◆ **Work required**: Find the number of lines below in which the word "values" appears, and write that number only.

[Rows from a figure dataset]
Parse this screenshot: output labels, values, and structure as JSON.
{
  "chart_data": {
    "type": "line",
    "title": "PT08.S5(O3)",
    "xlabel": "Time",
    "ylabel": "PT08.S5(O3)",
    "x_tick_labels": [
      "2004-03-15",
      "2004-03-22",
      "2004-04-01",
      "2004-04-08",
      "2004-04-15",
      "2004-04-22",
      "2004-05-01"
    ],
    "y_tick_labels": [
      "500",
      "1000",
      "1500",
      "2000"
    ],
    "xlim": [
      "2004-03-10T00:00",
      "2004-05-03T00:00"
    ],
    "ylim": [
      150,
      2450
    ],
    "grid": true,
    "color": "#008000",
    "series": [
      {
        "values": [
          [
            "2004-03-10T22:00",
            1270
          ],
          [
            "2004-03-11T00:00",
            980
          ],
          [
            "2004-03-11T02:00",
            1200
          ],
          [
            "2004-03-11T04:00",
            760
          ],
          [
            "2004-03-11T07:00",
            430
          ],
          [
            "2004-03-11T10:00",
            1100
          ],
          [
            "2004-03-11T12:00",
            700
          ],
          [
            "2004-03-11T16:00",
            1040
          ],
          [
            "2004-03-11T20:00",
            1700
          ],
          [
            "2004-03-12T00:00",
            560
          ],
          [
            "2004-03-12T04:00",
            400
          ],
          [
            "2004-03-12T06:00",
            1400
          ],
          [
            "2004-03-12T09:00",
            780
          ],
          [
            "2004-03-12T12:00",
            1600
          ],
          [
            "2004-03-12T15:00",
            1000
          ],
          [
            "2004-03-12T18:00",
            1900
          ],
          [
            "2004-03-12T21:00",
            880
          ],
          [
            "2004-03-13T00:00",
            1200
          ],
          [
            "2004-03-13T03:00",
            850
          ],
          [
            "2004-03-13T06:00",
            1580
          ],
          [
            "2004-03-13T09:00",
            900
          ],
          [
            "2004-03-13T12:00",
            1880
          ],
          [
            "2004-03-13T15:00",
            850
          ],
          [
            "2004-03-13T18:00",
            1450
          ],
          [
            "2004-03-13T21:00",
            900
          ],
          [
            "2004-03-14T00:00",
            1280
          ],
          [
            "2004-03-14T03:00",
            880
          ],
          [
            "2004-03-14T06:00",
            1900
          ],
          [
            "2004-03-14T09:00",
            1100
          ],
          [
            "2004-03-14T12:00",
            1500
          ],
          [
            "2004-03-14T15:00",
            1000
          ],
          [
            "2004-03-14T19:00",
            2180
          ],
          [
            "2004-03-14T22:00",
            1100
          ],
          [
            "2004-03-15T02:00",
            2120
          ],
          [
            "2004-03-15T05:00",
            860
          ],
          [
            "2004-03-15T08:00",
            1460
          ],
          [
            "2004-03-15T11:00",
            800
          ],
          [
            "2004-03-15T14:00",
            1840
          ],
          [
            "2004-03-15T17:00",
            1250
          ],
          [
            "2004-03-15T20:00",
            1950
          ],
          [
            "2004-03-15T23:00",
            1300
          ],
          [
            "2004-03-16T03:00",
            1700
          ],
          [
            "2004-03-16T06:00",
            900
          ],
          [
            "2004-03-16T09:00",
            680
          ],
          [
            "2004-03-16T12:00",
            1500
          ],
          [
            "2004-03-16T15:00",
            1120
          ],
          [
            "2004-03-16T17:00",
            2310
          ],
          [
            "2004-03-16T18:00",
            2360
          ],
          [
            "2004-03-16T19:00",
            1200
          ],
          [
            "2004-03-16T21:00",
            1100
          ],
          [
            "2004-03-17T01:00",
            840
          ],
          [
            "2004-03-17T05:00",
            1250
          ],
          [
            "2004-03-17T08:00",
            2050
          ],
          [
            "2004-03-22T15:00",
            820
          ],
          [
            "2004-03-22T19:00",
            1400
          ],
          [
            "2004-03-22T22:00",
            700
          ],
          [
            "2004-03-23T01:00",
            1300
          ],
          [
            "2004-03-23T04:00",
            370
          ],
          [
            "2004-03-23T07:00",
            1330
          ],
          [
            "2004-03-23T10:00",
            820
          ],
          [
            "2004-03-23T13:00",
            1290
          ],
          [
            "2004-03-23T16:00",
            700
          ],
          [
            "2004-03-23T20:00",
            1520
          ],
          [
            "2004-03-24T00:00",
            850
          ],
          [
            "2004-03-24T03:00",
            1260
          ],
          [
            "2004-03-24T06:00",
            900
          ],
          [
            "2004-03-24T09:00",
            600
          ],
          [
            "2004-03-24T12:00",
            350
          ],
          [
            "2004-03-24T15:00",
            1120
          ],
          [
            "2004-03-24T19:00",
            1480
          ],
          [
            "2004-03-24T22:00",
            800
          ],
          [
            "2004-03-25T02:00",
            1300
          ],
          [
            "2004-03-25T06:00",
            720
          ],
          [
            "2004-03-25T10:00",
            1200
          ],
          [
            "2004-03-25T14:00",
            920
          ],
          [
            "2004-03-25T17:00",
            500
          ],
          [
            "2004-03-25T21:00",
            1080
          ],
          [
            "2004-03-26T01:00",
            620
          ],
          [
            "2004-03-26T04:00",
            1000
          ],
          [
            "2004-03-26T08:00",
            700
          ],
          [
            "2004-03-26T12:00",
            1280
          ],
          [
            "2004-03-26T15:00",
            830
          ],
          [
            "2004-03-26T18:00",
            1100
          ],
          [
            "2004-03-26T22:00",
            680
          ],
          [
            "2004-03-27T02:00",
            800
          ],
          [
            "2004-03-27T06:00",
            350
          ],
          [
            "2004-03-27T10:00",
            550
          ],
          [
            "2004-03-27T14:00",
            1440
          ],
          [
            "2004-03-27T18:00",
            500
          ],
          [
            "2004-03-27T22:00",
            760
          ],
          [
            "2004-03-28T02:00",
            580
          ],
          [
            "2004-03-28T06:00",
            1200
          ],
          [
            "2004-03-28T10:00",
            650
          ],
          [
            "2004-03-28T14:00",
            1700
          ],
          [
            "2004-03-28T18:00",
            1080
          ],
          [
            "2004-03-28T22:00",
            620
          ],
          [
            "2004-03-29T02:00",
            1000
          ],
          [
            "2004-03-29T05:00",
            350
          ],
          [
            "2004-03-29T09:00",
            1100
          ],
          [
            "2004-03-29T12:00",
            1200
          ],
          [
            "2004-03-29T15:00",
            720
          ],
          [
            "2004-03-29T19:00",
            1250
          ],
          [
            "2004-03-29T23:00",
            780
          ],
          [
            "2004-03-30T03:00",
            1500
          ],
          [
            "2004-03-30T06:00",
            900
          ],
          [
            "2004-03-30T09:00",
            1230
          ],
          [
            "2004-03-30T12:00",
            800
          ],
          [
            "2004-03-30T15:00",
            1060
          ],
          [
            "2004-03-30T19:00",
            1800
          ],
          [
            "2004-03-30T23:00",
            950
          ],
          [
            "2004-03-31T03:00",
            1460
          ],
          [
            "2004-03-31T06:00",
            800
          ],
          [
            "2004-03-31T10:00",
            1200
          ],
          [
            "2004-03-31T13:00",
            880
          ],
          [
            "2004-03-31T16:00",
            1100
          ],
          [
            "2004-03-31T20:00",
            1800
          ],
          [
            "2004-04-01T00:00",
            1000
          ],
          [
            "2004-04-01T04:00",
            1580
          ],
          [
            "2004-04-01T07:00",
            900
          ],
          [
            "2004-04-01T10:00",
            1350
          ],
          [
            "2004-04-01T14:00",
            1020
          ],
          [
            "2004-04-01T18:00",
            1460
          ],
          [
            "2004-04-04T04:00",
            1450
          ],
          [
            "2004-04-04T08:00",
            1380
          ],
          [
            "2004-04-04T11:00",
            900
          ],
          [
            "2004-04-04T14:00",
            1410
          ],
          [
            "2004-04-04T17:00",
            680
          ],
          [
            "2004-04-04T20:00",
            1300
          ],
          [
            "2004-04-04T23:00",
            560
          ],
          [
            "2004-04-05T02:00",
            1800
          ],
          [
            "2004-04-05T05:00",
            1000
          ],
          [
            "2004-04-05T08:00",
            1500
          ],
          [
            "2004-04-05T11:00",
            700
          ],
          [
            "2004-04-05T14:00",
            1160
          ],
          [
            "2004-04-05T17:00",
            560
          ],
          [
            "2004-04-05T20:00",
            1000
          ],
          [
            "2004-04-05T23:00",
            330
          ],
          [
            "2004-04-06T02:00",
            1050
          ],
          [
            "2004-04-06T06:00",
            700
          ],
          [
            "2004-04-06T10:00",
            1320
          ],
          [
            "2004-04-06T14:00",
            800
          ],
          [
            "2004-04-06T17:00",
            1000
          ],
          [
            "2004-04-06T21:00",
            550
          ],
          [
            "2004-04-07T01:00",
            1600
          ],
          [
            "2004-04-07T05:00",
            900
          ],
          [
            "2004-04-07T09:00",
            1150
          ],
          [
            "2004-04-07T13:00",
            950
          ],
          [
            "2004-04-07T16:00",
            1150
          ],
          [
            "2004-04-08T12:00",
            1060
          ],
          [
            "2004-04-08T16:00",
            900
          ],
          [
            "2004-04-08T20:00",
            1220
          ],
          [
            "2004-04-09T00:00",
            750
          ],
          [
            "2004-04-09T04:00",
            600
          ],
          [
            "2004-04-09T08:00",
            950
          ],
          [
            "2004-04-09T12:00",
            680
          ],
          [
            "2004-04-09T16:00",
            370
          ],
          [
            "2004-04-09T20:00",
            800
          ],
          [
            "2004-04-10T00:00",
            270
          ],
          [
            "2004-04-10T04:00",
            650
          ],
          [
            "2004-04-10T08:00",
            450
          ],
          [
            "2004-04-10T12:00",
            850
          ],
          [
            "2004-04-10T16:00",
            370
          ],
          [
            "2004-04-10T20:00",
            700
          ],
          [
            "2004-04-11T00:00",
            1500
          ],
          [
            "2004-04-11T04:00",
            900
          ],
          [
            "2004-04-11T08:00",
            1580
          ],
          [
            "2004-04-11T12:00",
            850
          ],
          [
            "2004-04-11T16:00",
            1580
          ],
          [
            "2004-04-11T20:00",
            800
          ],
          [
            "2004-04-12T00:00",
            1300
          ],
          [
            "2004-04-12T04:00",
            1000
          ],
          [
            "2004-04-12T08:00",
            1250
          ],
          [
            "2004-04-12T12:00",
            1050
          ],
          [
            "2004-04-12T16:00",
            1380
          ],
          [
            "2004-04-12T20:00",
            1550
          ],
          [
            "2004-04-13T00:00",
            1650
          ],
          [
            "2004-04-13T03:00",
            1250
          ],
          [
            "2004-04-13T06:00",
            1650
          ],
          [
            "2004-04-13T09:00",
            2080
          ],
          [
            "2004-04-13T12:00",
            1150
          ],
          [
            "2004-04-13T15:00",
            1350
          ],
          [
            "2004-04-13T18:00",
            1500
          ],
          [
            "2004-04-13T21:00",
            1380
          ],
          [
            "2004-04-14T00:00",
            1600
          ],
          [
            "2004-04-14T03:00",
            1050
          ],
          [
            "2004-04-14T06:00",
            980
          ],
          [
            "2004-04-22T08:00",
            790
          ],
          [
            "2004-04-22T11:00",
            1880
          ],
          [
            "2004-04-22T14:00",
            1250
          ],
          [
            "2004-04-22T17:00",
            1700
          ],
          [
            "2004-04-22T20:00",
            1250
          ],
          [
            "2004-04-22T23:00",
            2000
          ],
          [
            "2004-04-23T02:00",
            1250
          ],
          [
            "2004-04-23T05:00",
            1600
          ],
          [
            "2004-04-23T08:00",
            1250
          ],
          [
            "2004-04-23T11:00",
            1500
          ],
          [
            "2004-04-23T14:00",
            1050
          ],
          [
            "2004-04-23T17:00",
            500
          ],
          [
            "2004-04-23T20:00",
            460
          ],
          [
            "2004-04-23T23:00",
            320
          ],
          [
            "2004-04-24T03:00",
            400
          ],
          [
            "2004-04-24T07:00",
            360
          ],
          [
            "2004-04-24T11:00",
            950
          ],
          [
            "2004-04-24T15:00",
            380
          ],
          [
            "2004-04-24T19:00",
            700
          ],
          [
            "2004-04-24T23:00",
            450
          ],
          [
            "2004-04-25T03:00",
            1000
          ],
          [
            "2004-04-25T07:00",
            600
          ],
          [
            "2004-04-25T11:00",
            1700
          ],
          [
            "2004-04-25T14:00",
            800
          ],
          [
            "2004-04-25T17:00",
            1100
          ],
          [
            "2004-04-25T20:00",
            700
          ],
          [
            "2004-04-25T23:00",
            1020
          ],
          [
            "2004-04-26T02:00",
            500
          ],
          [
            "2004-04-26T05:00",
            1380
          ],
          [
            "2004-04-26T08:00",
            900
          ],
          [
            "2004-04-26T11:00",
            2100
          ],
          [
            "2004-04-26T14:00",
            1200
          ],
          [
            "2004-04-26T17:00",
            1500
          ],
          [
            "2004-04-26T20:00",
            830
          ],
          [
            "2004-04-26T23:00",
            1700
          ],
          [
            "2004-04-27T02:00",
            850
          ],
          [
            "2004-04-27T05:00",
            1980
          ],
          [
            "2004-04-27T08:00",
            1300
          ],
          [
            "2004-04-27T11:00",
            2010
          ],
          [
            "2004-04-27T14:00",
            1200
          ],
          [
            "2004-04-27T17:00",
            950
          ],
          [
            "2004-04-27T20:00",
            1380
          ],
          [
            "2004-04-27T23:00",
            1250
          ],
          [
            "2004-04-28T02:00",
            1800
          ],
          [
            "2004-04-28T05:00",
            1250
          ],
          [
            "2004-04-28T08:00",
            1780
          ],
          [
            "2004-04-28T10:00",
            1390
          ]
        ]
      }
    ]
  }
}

◆ **Answer in full**: 2